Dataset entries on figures

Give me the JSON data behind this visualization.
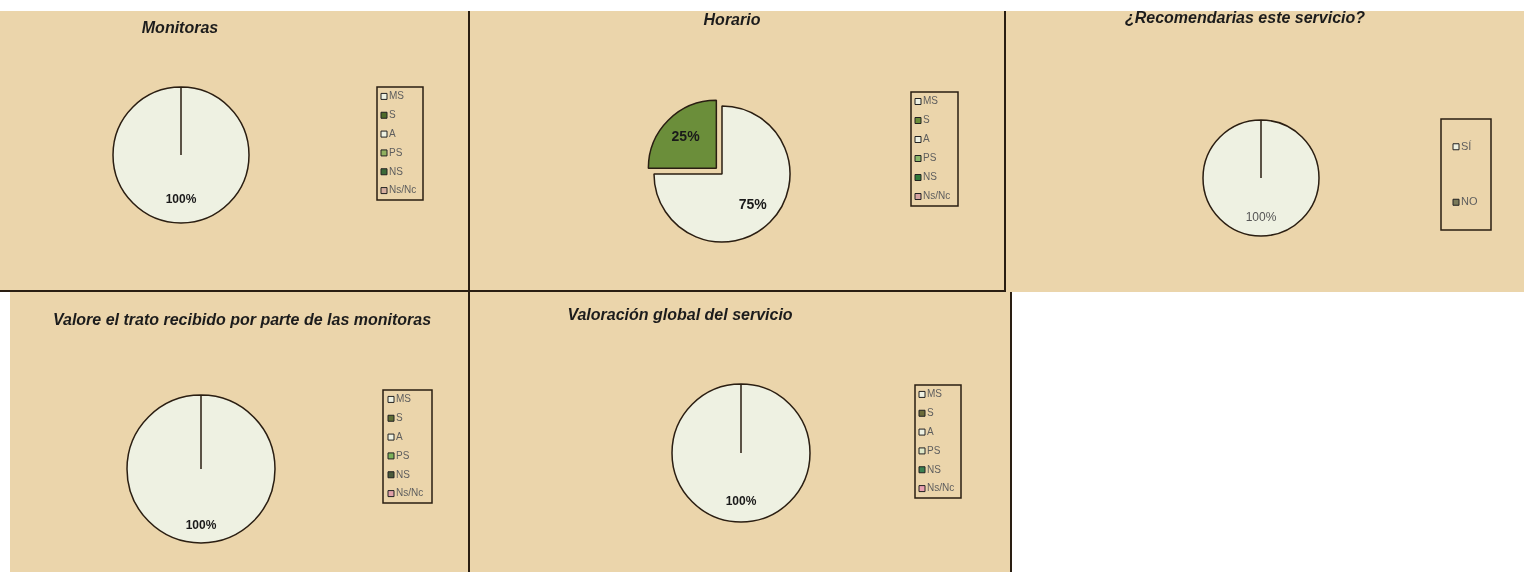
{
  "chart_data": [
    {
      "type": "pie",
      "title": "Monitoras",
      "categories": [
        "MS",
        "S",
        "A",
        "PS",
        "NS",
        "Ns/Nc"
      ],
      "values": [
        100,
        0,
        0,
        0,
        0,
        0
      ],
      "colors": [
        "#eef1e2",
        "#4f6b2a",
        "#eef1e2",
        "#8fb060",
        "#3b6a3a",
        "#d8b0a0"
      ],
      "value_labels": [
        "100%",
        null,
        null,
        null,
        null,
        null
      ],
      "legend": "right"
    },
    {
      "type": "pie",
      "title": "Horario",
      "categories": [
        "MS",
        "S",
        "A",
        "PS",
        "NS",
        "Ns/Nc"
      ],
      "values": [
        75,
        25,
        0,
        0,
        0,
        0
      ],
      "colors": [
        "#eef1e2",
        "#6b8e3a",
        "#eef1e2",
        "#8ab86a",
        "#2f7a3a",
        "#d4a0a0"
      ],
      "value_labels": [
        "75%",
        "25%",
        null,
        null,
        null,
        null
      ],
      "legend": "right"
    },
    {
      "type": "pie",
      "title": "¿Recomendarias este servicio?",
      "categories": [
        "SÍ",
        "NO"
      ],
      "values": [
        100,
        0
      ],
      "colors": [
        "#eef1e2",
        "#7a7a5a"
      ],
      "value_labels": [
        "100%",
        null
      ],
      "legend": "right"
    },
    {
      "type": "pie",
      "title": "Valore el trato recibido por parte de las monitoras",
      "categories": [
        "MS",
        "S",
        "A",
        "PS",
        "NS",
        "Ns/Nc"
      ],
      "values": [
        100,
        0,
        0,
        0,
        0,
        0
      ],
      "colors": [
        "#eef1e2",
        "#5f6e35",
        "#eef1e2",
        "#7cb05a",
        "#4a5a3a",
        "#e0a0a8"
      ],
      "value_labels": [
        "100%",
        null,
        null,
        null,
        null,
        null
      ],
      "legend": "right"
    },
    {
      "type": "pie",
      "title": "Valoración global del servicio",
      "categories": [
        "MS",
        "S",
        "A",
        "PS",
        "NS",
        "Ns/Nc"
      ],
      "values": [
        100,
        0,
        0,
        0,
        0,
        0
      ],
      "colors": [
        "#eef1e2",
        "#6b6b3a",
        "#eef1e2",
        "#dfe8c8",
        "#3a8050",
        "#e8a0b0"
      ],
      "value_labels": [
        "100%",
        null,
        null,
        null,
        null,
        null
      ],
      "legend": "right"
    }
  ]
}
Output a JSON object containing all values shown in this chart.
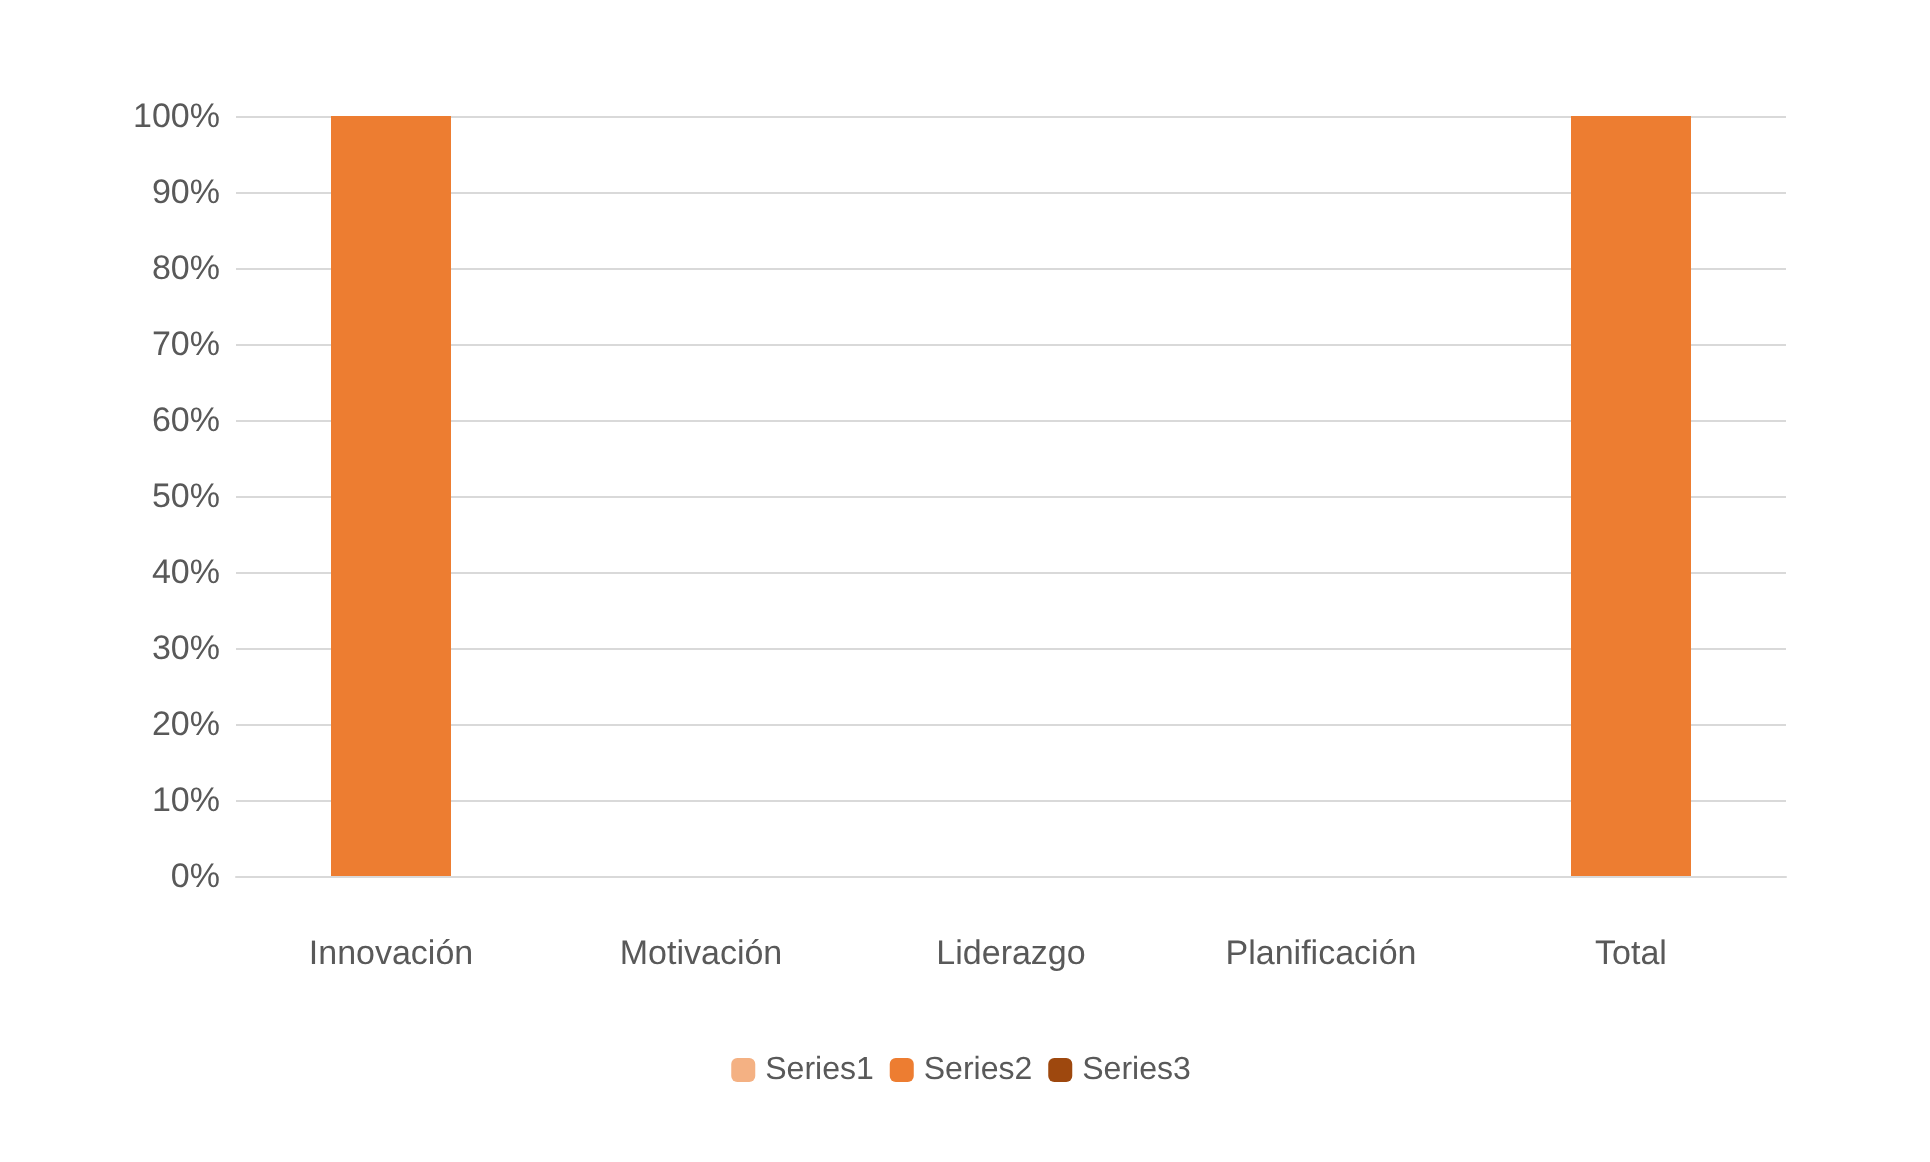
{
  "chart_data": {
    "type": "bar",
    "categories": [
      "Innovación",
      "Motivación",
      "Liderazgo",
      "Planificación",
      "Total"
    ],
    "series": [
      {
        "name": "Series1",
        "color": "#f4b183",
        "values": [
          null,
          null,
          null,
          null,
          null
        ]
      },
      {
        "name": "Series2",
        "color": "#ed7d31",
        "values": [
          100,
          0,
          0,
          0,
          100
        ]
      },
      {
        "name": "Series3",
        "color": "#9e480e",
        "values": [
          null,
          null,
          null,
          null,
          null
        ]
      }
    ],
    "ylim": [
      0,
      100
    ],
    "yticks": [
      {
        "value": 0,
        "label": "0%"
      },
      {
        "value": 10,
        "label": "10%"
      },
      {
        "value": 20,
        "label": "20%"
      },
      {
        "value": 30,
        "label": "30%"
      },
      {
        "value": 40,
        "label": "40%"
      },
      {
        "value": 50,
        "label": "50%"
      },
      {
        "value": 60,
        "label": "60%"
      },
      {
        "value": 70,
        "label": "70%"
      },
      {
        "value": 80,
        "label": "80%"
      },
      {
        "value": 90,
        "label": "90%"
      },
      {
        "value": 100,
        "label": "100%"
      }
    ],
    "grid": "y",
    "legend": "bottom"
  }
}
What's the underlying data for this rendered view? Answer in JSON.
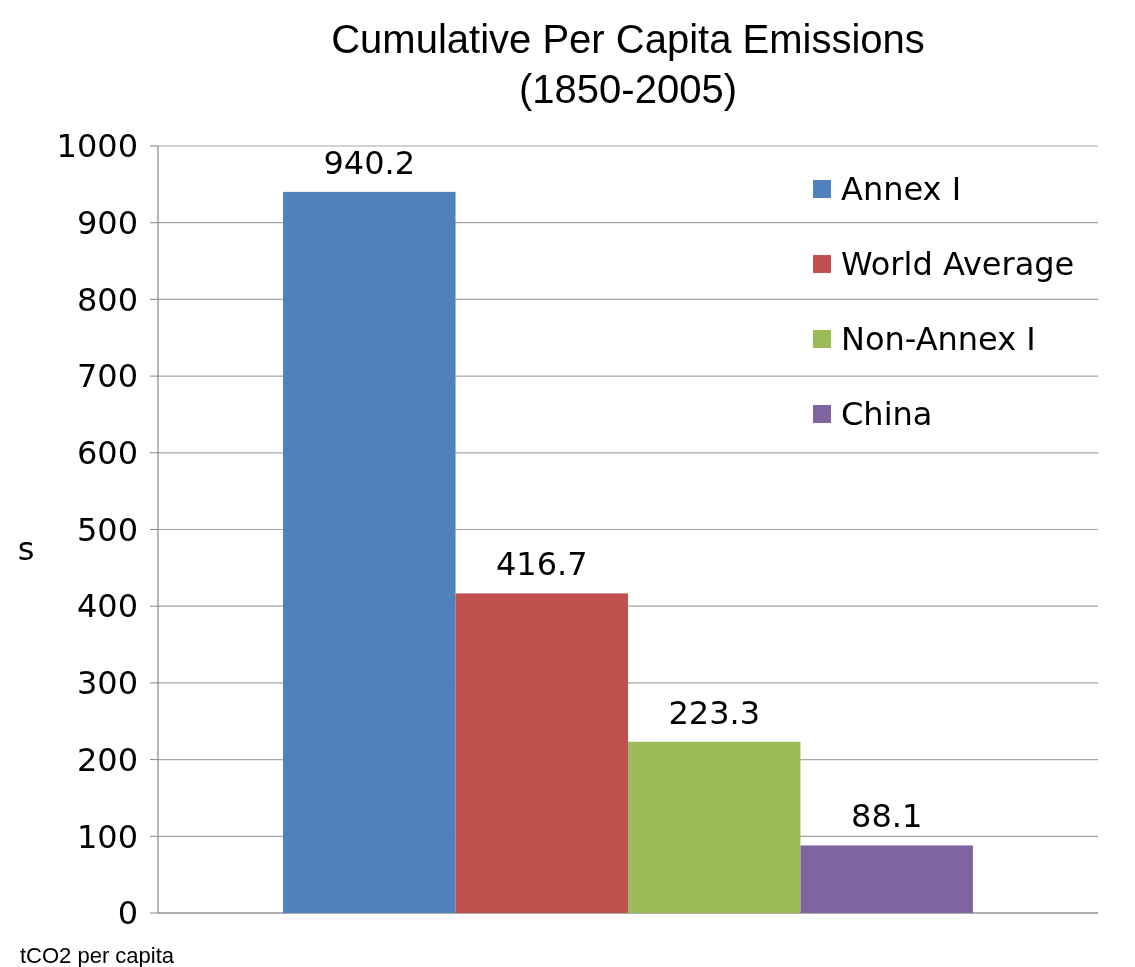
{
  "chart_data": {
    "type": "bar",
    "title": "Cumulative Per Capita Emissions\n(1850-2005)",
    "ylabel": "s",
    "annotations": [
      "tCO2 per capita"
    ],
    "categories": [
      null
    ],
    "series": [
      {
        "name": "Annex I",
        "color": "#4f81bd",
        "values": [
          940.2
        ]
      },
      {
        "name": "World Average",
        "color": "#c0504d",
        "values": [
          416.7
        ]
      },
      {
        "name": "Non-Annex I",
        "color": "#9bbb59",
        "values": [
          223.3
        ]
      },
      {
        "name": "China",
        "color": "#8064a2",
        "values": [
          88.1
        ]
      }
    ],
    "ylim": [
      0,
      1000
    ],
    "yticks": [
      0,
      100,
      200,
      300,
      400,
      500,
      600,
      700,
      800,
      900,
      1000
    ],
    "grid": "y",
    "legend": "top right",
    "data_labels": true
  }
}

▶ Your task: Exclude every picture and copy the remaining data exactly.

▶ In response:
Give me the JSON data behind this visualization.
{
  "chart_data": [
    {
      "type": "pie",
      "title": "Monitoras",
      "categories": [
        "MS",
        "S",
        "A",
        "PS",
        "NS",
        "Ns/Nc"
      ],
      "values": [
        100,
        0,
        0,
        0,
        0,
        0
      ],
      "colors": [
        "#eef1e2",
        "#4f6b2a",
        "#eef1e2",
        "#8fb060",
        "#3b6a3a",
        "#d8b0a0"
      ],
      "value_labels": [
        "100%",
        null,
        null,
        null,
        null,
        null
      ],
      "legend": "right"
    },
    {
      "type": "pie",
      "title": "Horario",
      "categories": [
        "MS",
        "S",
        "A",
        "PS",
        "NS",
        "Ns/Nc"
      ],
      "values": [
        75,
        25,
        0,
        0,
        0,
        0
      ],
      "colors": [
        "#eef1e2",
        "#6b8e3a",
        "#eef1e2",
        "#8ab86a",
        "#2f7a3a",
        "#d4a0a0"
      ],
      "value_labels": [
        "75%",
        "25%",
        null,
        null,
        null,
        null
      ],
      "legend": "right"
    },
    {
      "type": "pie",
      "title": "¿Recomendarias este servicio?",
      "categories": [
        "SÍ",
        "NO"
      ],
      "values": [
        100,
        0
      ],
      "colors": [
        "#eef1e2",
        "#7a7a5a"
      ],
      "value_labels": [
        "100%",
        null
      ],
      "legend": "right"
    },
    {
      "type": "pie",
      "title": "Valore el trato recibido por parte de las monitoras",
      "categories": [
        "MS",
        "S",
        "A",
        "PS",
        "NS",
        "Ns/Nc"
      ],
      "values": [
        100,
        0,
        0,
        0,
        0,
        0
      ],
      "colors": [
        "#eef1e2",
        "#5f6e35",
        "#eef1e2",
        "#7cb05a",
        "#4a5a3a",
        "#e0a0a8"
      ],
      "value_labels": [
        "100%",
        null,
        null,
        null,
        null,
        null
      ],
      "legend": "right"
    },
    {
      "type": "pie",
      "title": "Valoración global del servicio",
      "categories": [
        "MS",
        "S",
        "A",
        "PS",
        "NS",
        "Ns/Nc"
      ],
      "values": [
        100,
        0,
        0,
        0,
        0,
        0
      ],
      "colors": [
        "#eef1e2",
        "#6b6b3a",
        "#eef1e2",
        "#dfe8c8",
        "#3a8050",
        "#e8a0b0"
      ],
      "value_labels": [
        "100%",
        null,
        null,
        null,
        null,
        null
      ],
      "legend": "right"
    }
  ]
}
Output a JSON object containing all values shown in this chart.
{
  "chart_data": {
    "type": "bar",
    "categories": [
      "Innovación",
      "Motivación",
      "Liderazgo",
      "Planificación",
      "Total"
    ],
    "series": [
      {
        "name": "Series1",
        "color": "#f4b183",
        "values": [
          null,
          null,
          null,
          null,
          null
        ]
      },
      {
        "name": "Series2",
        "color": "#ed7d31",
        "values": [
          100,
          0,
          0,
          0,
          100
        ]
      },
      {
        "name": "Series3",
        "color": "#9e480e",
        "values": [
          null,
          null,
          null,
          null,
          null
        ]
      }
    ],
    "ylim": [
      0,
      100
    ],
    "yticks": [
      {
        "value": 0,
        "label": "0%"
      },
      {
        "value": 10,
        "label": "10%"
      },
      {
        "value": 20,
        "label": "20%"
      },
      {
        "value": 30,
        "label": "30%"
      },
      {
        "value": 40,
        "label": "40%"
      },
      {
        "value": 50,
        "label": "50%"
      },
      {
        "value": 60,
        "label": "60%"
      },
      {
        "value": 70,
        "label": "70%"
      },
      {
        "value": 80,
        "label": "80%"
      },
      {
        "value": 90,
        "label": "90%"
      },
      {
        "value": 100,
        "label": "100%"
      }
    ],
    "grid": "y",
    "legend": "bottom"
  }
}
What's the underlying data for this rendered view? Answer in JSON.
{
  "chart_data": {
    "type": "bar",
    "title": "Cumulative Per Capita Emissions\n(1850-2005)",
    "ylabel": "s",
    "annotations": [
      "tCO2 per capita"
    ],
    "categories": [
      null
    ],
    "series": [
      {
        "name": "Annex I",
        "color": "#4f81bd",
        "values": [
          940.2
        ]
      },
      {
        "name": "World Average",
        "color": "#c0504d",
        "values": [
          416.7
        ]
      },
      {
        "name": "Non-Annex I",
        "color": "#9bbb59",
        "values": [
          223.3
        ]
      },
      {
        "name": "China",
        "color": "#8064a2",
        "values": [
          88.1
        ]
      }
    ],
    "ylim": [
      0,
      1000
    ],
    "yticks": [
      0,
      100,
      200,
      300,
      400,
      500,
      600,
      700,
      800,
      900,
      1000
    ],
    "grid": "y",
    "legend": "top right",
    "data_labels": true
  }
}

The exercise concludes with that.